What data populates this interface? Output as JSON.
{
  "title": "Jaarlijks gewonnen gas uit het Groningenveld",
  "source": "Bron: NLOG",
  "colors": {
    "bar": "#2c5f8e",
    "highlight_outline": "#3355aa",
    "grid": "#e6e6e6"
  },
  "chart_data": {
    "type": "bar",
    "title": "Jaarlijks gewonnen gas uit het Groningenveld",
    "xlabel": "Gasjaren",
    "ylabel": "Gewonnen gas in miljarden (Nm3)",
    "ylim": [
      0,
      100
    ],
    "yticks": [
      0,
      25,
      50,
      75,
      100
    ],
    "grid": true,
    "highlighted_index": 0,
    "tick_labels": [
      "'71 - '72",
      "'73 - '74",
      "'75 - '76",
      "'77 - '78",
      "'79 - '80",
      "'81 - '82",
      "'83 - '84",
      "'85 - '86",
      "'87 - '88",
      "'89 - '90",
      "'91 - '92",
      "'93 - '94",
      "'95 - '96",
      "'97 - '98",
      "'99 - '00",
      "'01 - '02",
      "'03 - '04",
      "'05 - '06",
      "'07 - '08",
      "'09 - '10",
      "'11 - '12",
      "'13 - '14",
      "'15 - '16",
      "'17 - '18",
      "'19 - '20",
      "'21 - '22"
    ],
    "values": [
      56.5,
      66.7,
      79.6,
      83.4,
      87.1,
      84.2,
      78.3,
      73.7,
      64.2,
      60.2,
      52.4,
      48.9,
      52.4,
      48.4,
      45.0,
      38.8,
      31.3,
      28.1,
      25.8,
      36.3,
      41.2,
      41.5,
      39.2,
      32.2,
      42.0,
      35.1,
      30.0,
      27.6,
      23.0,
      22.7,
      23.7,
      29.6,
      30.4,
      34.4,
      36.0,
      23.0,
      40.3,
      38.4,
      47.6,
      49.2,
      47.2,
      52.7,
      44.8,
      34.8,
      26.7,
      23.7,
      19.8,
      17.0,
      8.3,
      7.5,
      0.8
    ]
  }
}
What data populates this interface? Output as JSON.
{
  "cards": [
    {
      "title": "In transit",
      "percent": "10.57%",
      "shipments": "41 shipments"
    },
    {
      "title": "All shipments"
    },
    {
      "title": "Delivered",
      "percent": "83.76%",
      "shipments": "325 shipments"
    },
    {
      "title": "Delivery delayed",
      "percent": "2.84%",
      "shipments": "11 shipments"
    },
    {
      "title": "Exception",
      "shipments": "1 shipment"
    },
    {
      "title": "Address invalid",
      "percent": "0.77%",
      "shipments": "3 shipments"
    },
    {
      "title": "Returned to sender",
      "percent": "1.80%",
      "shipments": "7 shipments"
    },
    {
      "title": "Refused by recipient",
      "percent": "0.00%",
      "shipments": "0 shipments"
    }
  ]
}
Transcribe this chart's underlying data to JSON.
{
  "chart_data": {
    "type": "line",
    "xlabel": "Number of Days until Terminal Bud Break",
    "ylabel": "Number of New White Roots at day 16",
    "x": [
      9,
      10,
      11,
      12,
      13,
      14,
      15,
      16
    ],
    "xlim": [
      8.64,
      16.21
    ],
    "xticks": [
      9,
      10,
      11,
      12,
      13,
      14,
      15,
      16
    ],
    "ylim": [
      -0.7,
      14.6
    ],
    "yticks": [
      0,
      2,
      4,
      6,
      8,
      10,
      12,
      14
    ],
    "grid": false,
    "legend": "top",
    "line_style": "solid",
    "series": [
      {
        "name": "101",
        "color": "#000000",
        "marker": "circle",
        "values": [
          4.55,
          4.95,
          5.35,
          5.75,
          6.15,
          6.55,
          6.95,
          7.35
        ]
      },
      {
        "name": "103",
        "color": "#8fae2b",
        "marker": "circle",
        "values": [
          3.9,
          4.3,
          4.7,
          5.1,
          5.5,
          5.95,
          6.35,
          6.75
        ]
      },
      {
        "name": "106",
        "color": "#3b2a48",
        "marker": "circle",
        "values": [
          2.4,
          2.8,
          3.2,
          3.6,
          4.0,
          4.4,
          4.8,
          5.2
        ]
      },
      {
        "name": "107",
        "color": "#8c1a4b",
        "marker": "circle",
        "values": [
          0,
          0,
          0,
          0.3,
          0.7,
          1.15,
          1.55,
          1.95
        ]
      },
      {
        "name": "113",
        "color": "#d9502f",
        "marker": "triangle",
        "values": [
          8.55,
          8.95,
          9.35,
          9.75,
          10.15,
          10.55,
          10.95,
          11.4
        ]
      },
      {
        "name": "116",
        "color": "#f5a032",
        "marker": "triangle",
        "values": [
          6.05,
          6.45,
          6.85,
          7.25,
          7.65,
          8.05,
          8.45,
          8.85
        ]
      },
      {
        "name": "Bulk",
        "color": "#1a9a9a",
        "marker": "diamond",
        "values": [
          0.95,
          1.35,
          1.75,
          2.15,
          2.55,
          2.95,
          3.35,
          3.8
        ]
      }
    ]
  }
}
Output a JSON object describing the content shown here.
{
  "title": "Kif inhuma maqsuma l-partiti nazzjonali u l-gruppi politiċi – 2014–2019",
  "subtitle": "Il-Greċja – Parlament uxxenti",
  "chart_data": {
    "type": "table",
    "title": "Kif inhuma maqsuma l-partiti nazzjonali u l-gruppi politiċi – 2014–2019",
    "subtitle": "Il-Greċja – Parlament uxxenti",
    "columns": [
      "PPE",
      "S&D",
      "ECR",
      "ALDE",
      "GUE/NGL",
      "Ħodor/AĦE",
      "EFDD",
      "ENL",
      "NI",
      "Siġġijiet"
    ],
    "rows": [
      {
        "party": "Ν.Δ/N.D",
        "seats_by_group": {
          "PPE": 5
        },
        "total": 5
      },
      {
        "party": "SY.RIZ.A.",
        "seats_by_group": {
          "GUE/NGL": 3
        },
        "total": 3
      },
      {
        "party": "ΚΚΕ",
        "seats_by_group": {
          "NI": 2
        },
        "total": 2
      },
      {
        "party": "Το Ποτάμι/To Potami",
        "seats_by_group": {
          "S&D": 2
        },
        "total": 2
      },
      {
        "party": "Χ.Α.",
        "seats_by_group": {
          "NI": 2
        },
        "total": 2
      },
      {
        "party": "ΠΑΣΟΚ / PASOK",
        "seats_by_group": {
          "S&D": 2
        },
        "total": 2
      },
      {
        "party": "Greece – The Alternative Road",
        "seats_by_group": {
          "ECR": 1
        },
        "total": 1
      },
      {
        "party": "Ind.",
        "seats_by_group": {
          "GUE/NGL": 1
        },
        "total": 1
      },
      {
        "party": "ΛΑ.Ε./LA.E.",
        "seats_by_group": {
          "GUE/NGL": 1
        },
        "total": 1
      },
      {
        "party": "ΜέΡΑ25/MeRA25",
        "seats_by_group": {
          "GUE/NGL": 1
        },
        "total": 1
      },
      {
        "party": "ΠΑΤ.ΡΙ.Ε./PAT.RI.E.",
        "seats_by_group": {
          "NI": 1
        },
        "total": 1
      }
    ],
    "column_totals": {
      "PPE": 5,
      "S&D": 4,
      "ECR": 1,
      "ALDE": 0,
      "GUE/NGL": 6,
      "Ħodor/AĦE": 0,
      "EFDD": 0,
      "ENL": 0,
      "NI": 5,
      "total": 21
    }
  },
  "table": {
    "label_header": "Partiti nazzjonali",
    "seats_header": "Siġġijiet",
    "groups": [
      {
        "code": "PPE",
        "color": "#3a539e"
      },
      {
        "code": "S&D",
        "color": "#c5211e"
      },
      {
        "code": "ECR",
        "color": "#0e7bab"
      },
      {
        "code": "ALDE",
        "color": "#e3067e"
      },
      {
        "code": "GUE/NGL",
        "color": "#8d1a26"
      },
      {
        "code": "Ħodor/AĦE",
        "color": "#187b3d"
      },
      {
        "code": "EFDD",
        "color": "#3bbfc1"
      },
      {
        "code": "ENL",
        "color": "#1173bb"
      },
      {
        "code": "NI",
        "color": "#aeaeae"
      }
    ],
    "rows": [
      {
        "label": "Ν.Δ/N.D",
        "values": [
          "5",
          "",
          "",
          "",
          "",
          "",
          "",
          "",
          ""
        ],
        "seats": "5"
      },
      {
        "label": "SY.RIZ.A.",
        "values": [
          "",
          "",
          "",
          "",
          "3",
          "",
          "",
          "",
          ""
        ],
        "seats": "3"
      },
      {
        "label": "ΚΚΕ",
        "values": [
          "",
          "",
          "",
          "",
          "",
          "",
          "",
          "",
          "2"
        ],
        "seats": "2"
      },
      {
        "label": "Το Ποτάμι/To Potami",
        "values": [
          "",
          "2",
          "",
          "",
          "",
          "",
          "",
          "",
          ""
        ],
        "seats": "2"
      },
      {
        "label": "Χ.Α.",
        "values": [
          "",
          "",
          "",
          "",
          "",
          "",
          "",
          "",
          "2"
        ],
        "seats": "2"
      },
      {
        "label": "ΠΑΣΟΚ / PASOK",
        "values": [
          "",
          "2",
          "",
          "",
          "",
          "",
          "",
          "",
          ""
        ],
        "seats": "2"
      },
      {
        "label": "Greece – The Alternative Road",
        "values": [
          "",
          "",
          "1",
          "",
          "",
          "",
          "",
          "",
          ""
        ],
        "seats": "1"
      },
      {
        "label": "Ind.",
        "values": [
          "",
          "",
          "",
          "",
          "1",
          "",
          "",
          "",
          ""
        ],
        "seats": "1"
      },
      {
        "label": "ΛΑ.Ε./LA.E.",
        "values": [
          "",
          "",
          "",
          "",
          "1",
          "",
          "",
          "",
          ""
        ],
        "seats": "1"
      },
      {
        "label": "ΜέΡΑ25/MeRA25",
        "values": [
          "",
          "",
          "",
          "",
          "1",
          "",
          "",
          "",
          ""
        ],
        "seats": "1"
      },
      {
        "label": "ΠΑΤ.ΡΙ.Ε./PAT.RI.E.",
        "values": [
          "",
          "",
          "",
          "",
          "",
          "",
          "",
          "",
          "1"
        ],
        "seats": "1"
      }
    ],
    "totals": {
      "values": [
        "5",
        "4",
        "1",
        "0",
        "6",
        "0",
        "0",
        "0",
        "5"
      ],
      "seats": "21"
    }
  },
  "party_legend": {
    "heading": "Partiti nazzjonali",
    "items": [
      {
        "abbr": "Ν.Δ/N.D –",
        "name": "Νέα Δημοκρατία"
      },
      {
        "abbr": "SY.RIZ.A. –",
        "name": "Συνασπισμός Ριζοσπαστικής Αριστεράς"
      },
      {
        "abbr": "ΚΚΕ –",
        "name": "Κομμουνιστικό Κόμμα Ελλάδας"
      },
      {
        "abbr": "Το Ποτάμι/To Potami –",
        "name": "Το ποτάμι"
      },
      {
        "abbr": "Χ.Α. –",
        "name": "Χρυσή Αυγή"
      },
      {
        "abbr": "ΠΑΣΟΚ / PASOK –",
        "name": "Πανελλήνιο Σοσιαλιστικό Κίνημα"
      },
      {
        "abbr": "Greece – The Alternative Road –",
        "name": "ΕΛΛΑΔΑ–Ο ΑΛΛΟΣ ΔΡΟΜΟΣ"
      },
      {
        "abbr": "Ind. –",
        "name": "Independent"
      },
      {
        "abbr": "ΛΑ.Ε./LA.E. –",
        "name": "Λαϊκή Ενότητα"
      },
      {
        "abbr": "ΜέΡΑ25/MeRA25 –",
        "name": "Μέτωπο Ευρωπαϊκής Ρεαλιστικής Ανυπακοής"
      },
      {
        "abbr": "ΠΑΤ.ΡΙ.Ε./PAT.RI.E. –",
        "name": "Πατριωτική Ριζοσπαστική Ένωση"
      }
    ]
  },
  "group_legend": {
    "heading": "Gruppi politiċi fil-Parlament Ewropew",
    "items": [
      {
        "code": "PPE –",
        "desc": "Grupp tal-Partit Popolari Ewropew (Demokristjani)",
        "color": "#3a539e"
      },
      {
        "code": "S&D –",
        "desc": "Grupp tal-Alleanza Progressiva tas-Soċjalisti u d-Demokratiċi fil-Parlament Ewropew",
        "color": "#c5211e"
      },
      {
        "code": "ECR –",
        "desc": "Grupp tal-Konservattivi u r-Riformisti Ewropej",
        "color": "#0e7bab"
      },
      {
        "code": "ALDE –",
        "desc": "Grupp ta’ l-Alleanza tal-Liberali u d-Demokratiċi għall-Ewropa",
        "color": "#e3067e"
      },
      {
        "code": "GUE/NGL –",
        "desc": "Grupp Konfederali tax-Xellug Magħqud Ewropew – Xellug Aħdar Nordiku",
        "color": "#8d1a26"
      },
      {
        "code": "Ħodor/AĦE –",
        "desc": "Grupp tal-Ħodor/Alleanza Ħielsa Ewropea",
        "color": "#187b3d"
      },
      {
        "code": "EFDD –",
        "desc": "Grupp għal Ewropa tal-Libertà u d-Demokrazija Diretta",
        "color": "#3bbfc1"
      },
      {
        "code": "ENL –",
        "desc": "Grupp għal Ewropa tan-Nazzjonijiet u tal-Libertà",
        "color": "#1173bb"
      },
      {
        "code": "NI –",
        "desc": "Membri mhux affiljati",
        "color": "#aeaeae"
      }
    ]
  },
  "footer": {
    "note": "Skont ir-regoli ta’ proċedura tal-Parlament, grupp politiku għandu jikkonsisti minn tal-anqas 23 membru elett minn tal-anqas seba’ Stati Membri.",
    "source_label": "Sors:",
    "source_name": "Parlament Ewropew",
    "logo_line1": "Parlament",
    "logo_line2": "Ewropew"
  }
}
++++
• [Short exercise]: Return all lines containing "shipments".

• [Solution]:
      "shipments": "41 shipments"
      "title": "All shipments"
      "shipments": "325 shipments"
      "shipments": "11 shipments"
      "shipments": "1 shipment"
      "shipments": "3 shipments"
      "shipments": "7 shipments"
      "shipments": "0 shipments"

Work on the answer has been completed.